[Records contained in a dataset]
• • •

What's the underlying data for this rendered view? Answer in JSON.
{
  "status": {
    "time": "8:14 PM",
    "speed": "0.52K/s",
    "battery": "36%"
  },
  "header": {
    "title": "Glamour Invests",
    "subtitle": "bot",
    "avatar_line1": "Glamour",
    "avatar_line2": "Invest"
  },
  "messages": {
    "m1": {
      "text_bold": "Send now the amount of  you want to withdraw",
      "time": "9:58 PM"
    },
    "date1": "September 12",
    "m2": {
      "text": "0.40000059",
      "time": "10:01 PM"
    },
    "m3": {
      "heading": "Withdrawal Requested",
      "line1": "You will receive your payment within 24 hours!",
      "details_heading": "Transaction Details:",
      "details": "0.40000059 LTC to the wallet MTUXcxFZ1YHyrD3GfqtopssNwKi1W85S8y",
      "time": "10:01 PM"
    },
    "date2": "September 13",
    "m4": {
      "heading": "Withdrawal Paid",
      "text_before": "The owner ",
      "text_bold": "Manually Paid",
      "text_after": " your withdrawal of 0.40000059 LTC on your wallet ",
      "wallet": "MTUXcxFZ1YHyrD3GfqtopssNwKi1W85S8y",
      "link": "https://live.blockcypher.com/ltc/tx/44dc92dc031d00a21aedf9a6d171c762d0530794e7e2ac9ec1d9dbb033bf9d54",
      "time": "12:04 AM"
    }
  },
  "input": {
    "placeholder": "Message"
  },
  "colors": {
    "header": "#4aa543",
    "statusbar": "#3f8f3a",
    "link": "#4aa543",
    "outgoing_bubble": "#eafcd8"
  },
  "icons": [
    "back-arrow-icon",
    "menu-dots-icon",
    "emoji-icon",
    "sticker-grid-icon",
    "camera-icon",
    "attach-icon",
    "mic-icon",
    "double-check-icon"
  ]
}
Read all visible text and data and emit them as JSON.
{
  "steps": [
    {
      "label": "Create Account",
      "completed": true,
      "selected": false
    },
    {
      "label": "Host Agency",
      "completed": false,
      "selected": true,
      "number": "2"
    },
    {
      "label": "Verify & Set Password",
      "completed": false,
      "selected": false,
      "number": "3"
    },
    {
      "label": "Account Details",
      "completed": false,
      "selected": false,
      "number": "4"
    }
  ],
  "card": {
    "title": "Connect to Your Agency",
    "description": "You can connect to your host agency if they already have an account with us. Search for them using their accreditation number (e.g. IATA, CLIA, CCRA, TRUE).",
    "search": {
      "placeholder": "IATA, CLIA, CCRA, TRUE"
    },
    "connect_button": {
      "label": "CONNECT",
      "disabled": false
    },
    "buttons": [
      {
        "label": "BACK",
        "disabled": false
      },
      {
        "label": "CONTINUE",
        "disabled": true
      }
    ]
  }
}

• • •

From the listing above, pick out every line containing "them".

▸ RESULT FOR THIS TASK
Read all visible text and data and emit them as JSON.
    "description": "You can connect to your host agency if they already have an account with us. Search for them using their accreditation number (e.g. IATA, CLIA, CCRA, TRUE).",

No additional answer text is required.